Stored records:
──────────────────────────────

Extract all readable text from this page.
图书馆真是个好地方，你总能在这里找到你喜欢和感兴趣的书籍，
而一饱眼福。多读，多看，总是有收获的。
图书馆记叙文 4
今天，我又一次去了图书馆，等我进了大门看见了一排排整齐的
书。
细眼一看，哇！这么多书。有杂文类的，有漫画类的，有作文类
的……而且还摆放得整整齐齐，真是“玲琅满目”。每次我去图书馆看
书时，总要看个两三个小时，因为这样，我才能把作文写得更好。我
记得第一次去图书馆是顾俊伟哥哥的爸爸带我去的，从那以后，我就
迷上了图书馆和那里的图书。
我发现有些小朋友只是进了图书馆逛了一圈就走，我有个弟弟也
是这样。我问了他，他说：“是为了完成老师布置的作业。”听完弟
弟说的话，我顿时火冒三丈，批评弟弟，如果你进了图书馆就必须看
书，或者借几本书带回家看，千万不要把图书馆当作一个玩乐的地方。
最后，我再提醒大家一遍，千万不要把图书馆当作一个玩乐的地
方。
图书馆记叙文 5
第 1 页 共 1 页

──────────────────────────────

▶ **The exercise**:
From the data above, extract every line in its exact form.

▶ **Output for this task**:
Extract all readable text from this page.
图书馆真是个好地方，你总能在这里找到你喜欢和感兴趣的书籍，
而一饱眼福。多读，多看，总是有收获的。
图书馆记叙文 4
今天，我又一次去了图书馆，等我进了大门看见了一排排整齐的
书。
细眼一看，哇！这么多书。有杂文类的，有漫画类的，有作文类
的……而且还摆放得整整齐齐，真是“玲琅满目”。每次我去图书馆看
书时，总要看个两三个小时，因为这样，我才能把作文写得更好。我
记得第一次去图书馆是顾俊伟哥哥的爸爸带我去的，从那以后，我就
迷上了图书馆和那里的图书。
我发现有些小朋友只是进了图书馆逛了一圈就走，我有个弟弟也
是这样。我问了他，他说：“是为了完成老师布置的作业。”听完弟
弟说的话，我顿时火冒三丈，批评弟弟，如果你进了图书馆就必须看
书，或者借几本书带回家看，千万不要把图书馆当作一个玩乐的地方。
最后，我再提醒大家一遍，千万不要把图书馆当作一个玩乐的地
方。
图书馆记叙文 5
第 1 页 共 1 页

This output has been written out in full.